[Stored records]
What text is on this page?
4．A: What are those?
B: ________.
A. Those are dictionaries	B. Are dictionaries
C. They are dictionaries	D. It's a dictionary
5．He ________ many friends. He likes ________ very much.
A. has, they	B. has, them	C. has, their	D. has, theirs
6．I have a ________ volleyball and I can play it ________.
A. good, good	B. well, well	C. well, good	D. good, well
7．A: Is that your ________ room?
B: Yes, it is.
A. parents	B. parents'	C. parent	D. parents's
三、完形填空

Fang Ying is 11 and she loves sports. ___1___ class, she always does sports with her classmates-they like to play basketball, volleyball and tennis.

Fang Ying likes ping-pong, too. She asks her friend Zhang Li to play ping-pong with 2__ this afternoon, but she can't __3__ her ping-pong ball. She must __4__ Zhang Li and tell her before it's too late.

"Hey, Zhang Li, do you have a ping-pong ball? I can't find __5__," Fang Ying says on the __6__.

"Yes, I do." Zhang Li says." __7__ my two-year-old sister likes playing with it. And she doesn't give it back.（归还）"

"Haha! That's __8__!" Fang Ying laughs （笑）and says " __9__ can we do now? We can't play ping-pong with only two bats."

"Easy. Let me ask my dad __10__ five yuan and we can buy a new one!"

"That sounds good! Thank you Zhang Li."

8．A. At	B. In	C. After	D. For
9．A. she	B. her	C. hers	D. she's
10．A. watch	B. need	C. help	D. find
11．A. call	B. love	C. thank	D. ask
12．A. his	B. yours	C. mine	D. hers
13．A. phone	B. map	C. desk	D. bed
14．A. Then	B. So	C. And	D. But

# [Task instructions]
Each record above should be returned exactly as it appears.

# [Exercise response]
What text is on this page?
4．A: What are those?
B: ________.
A. Those are dictionaries	B. Are dictionaries
C. They are dictionaries	D. It's a dictionary
5．He ________ many friends. He likes ________ very much.
A. has, they	B. has, them	C. has, their	D. has, theirs
6．I have a ________ volleyball and I can play it ________.
A. good, good	B. well, well	C. well, good	D. good, well
7．A: Is that your ________ room?
B: Yes, it is.
A. parents	B. parents'	C. parent	D. parents's
三、完形填空

Fang Ying is 11 and she loves sports. ___1___ class, she always does sports with her classmates-they like to play basketball, volleyball and tennis.

Fang Ying likes ping-pong, too. She asks her friend Zhang Li to play ping-pong with 2__ this afternoon, but she can't __3__ her ping-pong ball. She must __4__ Zhang Li and tell her before it's too late.

"Hey, Zhang Li, do you have a ping-pong ball? I can't find __5__," Fang Ying says on the __6__.

"Yes, I do." Zhang Li says." __7__ my two-year-old sister likes playing with it. And she doesn't give it back.（归还）"

"Haha! That's __8__!" Fang Ying laughs （笑）and says " __9__ can we do now? We can't play ping-pong with only two bats."

"Easy. Let me ask my dad __10__ five yuan and we can buy a new one!"

"That sounds good! Thank you Zhang Li."

8．A. At	B. In	C. After	D. For
9．A. she	B. her	C. hers	D. she's
10．A. watch	B. need	C. help	D. find
11．A. call	B. love	C. thank	D. ask
12．A. his	B. yours	C. mine	D. hers
13．A. phone	B. map	C. desk	D. bed
14．A. Then	B. So	C. And	D. But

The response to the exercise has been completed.